WHAT NEEDS TO BE DONE - Retype the records that come next, word for word.

[Items from a dataset]
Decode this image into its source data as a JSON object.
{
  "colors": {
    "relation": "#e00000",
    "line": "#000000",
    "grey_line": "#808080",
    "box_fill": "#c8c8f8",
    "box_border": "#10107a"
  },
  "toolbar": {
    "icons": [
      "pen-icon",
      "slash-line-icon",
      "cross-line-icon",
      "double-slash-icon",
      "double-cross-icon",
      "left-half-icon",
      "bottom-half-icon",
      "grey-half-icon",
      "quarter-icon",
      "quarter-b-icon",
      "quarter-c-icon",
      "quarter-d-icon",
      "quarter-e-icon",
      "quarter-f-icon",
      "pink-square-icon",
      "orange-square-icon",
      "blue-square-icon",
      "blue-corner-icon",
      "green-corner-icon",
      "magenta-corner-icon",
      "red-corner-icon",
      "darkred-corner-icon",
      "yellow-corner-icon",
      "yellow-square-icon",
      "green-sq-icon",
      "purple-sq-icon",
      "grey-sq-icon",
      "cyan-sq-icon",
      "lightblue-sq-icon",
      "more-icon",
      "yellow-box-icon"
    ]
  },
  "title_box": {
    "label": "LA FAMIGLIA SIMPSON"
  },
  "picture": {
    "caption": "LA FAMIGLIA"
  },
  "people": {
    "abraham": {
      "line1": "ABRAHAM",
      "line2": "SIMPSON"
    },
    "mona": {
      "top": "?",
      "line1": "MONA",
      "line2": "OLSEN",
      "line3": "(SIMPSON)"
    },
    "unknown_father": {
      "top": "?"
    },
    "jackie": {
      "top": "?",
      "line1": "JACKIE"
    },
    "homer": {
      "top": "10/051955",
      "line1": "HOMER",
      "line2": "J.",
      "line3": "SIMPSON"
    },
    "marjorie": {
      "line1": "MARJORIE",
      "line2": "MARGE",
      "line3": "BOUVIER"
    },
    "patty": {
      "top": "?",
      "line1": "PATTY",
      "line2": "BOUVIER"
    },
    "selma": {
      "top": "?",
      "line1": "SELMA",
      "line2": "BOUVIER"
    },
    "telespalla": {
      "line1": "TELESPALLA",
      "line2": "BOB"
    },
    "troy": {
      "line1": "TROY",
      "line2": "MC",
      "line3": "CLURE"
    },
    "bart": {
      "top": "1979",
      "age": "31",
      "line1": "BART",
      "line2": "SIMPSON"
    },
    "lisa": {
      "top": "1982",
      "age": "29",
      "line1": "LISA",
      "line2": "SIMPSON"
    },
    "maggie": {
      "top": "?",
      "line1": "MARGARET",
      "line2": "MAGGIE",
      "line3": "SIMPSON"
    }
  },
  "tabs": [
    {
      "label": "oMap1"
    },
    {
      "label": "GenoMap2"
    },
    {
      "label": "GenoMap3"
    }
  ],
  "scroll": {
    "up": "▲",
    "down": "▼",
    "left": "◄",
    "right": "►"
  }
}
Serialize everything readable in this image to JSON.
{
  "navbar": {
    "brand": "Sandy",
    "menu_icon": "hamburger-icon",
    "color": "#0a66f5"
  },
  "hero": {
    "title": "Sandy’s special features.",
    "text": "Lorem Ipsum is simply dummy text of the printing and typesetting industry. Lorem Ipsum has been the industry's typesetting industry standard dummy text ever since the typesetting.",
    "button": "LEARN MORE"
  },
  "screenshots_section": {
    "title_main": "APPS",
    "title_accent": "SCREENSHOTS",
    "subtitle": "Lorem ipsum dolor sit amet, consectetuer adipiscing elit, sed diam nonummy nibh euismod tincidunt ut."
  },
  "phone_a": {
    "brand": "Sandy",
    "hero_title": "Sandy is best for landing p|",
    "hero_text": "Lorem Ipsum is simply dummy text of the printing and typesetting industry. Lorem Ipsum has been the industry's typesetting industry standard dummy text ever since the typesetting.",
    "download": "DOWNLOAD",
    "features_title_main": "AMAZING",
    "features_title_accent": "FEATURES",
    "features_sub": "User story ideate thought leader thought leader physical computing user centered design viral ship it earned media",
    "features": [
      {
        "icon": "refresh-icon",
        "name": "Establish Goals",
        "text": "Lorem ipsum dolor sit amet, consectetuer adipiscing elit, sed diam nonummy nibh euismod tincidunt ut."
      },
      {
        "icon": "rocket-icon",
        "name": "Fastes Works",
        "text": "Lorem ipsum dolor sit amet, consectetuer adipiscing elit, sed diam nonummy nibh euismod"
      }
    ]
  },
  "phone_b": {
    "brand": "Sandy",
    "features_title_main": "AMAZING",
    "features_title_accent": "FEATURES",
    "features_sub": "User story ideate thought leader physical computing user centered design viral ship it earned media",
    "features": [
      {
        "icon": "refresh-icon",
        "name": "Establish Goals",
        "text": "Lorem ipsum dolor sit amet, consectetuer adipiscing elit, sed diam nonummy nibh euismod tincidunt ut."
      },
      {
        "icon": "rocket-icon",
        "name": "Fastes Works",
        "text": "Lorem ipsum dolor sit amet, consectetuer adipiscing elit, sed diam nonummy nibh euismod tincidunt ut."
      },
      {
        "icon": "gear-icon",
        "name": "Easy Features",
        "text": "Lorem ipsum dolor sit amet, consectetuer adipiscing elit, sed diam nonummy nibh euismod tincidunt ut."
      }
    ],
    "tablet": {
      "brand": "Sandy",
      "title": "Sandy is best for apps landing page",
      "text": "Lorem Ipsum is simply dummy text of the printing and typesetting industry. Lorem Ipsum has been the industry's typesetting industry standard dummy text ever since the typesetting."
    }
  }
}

EXERCISE ANSWER -
Decode this image into its source data as a JSON object.
{
  "colors": {
    "relation": "#e00000",
    "line": "#000000",
    "grey_line": "#808080",
    "box_fill": "#c8c8f8",
    "box_border": "#10107a"
  },
  "toolbar": {
    "icons": [
      "pen-icon",
      "slash-line-icon",
      "cross-line-icon",
      "double-slash-icon",
      "double-cross-icon",
      "left-half-icon",
      "bottom-half-icon",
      "grey-half-icon",
      "quarter-icon",
      "quarter-b-icon",
      "quarter-c-icon",
      "quarter-d-icon",
      "quarter-e-icon",
      "quarter-f-icon",
      "pink-square-icon",
      "orange-square-icon",
      "blue-square-icon",
      "blue-corner-icon",
      "green-corner-icon",
      "magenta-corner-icon",
      "red-corner-icon",
      "darkred-corner-icon",
      "yellow-corner-icon",
      "yellow-square-icon",
      "green-sq-icon",
      "purple-sq-icon",
      "grey-sq-icon",
      "cyan-sq-icon",
      "lightblue-sq-icon",
      "more-icon",
      "yellow-box-icon"
    ]
  },
  "title_box": {
    "label": "LA FAMIGLIA SIMPSON"
  },
  "picture": {
    "caption": "LA FAMIGLIA"
  },
  "people": {
    "abraham": {
      "line1": "ABRAHAM",
      "line2": "SIMPSON"
    },
    "mona": {
      "top": "?",
      "line1": "MONA",
      "line2": "OLSEN",
      "line3": "(SIMPSON)"
    },
    "unknown_father": {
      "top": "?"
    },
    "jackie": {
      "top": "?",
      "line1": "JACKIE"
    },
    "homer": {
      "top": "10/051955",
      "line1": "HOMER",
      "line2": "J.",
      "line3": "SIMPSON"
    },
    "marjorie": {
      "line1": "MARJORIE",
      "line2": "MARGE",
      "line3": "BOUVIER"
    },
    "patty": {
      "top": "?",
      "line1": "PATTY",
      "line2": "BOUVIER"
    },
    "selma": {
      "top": "?",
      "line1": "SELMA",
      "line2": "BOUVIER"
    },
    "telespalla": {
      "line1": "TELESPALLA",
      "line2": "BOB"
    },
    "troy": {
      "line1": "TROY",
      "line2": "MC",
      "line3": "CLURE"
    },
    "bart": {
      "top": "1979",
      "age": "31",
      "line1": "BART",
      "line2": "SIMPSON"
    },
    "lisa": {
      "top": "1982",
      "age": "29",
      "line1": "LISA",
      "line2": "SIMPSON"
    },
    "maggie": {
      "top": "?",
      "line1": "MARGARET",
      "line2": "MAGGIE",
      "line3": "SIMPSON"
    }
  },
  "tabs": [
    {
      "label": "oMap1"
    },
    {
      "label": "GenoMap2"
    },
    {
      "label": "GenoMap3"
    }
  ],
  "scroll": {
    "up": "▲",
    "down": "▼",
    "left": "◄",
    "right": "►"
  }
}
Serialize everything readable in this image to JSON.
{
  "navbar": {
    "brand": "Sandy",
    "menu_icon": "hamburger-icon",
    "color": "#0a66f5"
  },
  "hero": {
    "title": "Sandy’s special features.",
    "text": "Lorem Ipsum is simply dummy text of the printing and typesetting industry. Lorem Ipsum has been the industry's typesetting industry standard dummy text ever since the typesetting.",
    "button": "LEARN MORE"
  },
  "screenshots_section": {
    "title_main": "APPS",
    "title_accent": "SCREENSHOTS",
    "subtitle": "Lorem ipsum dolor sit amet, consectetuer adipiscing elit, sed diam nonummy nibh euismod tincidunt ut."
  },
  "phone_a": {
    "brand": "Sandy",
    "hero_title": "Sandy is best for landing p|",
    "hero_text": "Lorem Ipsum is simply dummy text of the printing and typesetting industry. Lorem Ipsum has been the industry's typesetting industry standard dummy text ever since the typesetting.",
    "download": "DOWNLOAD",
    "features_title_main": "AMAZING",
    "features_title_accent": "FEATURES",
    "features_sub": "User story ideate thought leader thought leader physical computing user centered design viral ship it earned media",
    "features": [
      {
        "icon": "refresh-icon",
        "name": "Establish Goals",
        "text": "Lorem ipsum dolor sit amet, consectetuer adipiscing elit, sed diam nonummy nibh euismod tincidunt ut."
      },
      {
        "icon": "rocket-icon",
        "name": "Fastes Works",
        "text": "Lorem ipsum dolor sit amet, consectetuer adipiscing elit, sed diam nonummy nibh euismod"
      }
    ]
  },
  "phone_b": {
    "brand": "Sandy",
    "features_title_main": "AMAZING",
    "features_title_accent": "FEATURES",
    "features_sub": "User story ideate thought leader physical computing user centered design viral ship it earned media",
    "features": [
      {
        "icon": "refresh-icon",
        "name": "Establish Goals",
        "text": "Lorem ipsum dolor sit amet, consectetuer adipiscing elit, sed diam nonummy nibh euismod tincidunt ut."
      },
      {
        "icon": "rocket-icon",
        "name": "Fastes Works",
        "text": "Lorem ipsum dolor sit amet, consectetuer adipiscing elit, sed diam nonummy nibh euismod tincidunt ut."
      },
      {
        "icon": "gear-icon",
        "name": "Easy Features",
        "text": "Lorem ipsum dolor sit amet, consectetuer adipiscing elit, sed diam nonummy nibh euismod tincidunt ut."
      }
    ],
    "tablet": {
      "brand": "Sandy",
      "title": "Sandy is best for apps landing page",
      "text": "Lorem Ipsum is simply dummy text of the printing and typesetting industry. Lorem Ipsum has been the industry's typesetting industry standard dummy text ever since the typesetting."
    }
  }
}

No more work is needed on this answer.